**GOAL:** Can you copy out the material line for line, from its very first line through the line containing "344, 189, 367]", including both of those lines?

**DATASET CONTENT:**
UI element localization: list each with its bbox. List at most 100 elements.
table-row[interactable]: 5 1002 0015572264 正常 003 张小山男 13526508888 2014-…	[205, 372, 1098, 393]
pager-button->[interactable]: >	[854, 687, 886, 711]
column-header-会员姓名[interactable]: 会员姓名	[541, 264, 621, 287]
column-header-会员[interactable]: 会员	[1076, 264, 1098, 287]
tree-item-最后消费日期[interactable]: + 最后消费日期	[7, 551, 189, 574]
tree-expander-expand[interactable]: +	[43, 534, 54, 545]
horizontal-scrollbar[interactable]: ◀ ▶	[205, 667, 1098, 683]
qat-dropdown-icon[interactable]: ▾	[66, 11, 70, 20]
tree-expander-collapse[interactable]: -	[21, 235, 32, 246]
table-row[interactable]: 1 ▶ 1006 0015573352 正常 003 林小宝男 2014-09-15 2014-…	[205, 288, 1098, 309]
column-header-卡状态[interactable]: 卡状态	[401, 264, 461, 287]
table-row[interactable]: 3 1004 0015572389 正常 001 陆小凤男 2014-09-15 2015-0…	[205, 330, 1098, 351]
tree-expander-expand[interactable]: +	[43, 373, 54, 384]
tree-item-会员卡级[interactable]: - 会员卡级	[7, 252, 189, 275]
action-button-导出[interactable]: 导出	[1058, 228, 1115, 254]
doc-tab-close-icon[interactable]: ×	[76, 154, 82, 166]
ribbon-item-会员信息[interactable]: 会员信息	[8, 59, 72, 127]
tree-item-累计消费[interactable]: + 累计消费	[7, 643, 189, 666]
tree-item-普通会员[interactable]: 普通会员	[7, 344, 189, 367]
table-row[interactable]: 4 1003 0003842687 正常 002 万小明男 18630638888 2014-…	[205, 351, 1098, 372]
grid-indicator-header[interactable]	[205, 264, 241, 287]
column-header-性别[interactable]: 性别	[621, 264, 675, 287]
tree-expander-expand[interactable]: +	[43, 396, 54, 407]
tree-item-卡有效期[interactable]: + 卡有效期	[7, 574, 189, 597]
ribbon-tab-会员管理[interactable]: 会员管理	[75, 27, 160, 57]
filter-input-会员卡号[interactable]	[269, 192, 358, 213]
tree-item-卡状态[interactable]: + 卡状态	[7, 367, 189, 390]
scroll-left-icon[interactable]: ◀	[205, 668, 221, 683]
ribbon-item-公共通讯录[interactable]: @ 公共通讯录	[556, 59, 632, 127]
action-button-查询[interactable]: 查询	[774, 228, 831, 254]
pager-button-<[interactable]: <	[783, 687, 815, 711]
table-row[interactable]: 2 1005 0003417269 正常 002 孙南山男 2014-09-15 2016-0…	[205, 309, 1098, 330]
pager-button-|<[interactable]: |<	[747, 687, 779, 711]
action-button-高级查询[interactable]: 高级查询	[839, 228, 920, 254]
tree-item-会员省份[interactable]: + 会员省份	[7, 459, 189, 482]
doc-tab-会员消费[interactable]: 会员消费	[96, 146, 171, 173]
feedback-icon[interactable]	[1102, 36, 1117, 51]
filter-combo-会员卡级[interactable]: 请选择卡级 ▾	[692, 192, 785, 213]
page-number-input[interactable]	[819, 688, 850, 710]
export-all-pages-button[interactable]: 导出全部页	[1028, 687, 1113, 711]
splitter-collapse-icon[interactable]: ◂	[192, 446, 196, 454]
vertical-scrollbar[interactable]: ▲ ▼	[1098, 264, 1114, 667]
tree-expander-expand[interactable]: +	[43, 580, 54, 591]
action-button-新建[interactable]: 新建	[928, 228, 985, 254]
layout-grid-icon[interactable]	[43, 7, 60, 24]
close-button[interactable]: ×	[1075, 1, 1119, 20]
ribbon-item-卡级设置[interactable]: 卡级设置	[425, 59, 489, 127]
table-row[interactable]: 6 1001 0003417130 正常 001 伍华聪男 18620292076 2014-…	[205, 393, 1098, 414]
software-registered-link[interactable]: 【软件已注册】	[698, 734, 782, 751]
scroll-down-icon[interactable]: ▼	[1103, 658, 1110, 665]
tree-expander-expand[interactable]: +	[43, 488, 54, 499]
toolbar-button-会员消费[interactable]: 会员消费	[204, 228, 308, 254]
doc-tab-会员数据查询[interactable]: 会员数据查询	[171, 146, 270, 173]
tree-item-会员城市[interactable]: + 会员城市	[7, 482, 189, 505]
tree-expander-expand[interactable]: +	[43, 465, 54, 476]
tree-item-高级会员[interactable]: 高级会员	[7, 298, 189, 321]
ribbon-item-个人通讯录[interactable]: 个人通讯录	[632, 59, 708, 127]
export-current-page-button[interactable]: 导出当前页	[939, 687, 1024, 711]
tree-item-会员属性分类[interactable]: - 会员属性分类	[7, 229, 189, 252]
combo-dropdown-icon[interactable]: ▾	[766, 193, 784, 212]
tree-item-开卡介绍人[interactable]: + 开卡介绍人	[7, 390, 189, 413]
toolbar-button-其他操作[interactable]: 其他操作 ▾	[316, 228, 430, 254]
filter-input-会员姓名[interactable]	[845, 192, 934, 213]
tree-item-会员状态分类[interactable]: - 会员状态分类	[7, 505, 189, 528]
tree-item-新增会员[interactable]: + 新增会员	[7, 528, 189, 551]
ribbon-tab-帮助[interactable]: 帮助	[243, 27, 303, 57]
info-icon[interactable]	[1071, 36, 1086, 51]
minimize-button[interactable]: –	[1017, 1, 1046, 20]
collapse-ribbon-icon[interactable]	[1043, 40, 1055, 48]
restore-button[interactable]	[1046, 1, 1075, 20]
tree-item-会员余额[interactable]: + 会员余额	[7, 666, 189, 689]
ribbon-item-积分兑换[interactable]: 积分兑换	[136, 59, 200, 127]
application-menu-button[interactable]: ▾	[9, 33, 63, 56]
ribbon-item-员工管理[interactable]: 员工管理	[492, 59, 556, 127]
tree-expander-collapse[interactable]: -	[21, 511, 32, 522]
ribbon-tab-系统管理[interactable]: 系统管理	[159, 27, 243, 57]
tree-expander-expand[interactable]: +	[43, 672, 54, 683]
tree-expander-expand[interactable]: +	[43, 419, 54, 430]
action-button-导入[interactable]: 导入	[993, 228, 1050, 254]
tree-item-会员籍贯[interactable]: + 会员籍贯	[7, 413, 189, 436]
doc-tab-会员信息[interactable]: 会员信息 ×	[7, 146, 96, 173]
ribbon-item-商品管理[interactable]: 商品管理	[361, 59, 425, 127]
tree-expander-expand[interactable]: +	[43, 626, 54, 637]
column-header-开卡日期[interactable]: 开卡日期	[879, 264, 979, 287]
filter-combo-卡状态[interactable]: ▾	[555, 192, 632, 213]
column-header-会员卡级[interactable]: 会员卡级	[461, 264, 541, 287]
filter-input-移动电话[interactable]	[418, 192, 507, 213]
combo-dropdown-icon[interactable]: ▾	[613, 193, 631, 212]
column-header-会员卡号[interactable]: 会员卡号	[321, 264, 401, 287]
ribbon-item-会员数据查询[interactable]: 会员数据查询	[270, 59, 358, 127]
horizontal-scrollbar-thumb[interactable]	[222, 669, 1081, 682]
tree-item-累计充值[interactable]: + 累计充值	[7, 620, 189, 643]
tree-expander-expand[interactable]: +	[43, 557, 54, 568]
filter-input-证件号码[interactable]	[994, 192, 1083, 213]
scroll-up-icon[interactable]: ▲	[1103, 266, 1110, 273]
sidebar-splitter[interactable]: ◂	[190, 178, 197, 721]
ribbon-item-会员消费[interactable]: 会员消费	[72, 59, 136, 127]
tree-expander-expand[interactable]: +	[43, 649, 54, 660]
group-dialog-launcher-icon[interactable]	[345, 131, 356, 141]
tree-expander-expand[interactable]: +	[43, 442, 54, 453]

**COMPLETE OUTPUT:**
UI element localization: list each with its bbox. List at most 100 elements.
table-row[interactable]: 5 1002 0015572264 正常 003 张小山男 13526508888 2014-…	[205, 372, 1098, 393]
pager-button->[interactable]: >	[854, 687, 886, 711]
column-header-会员姓名[interactable]: 会员姓名	[541, 264, 621, 287]
column-header-会员[interactable]: 会员	[1076, 264, 1098, 287]
tree-item-最后消费日期[interactable]: + 最后消费日期	[7, 551, 189, 574]
tree-expander-expand[interactable]: +	[43, 534, 54, 545]
horizontal-scrollbar[interactable]: ◀ ▶	[205, 667, 1098, 683]
qat-dropdown-icon[interactable]: ▾	[66, 11, 70, 20]
tree-expander-collapse[interactable]: -	[21, 235, 32, 246]
table-row[interactable]: 1 ▶ 1006 0015573352 正常 003 林小宝男 2014-09-15 2014-…	[205, 288, 1098, 309]
column-header-卡状态[interactable]: 卡状态	[401, 264, 461, 287]
table-row[interactable]: 3 1004 0015572389 正常 001 陆小凤男 2014-09-15 2015-0…	[205, 330, 1098, 351]
tree-expander-expand[interactable]: +	[43, 373, 54, 384]
tree-item-会员卡级[interactable]: - 会员卡级	[7, 252, 189, 275]
action-button-导出[interactable]: 导出	[1058, 228, 1115, 254]
doc-tab-close-icon[interactable]: ×	[76, 154, 82, 166]
ribbon-item-会员信息[interactable]: 会员信息	[8, 59, 72, 127]
tree-item-累计消费[interactable]: + 累计消费	[7, 643, 189, 666]
tree-item-普通会员[interactable]: 普通会员	[7, 344, 189, 367]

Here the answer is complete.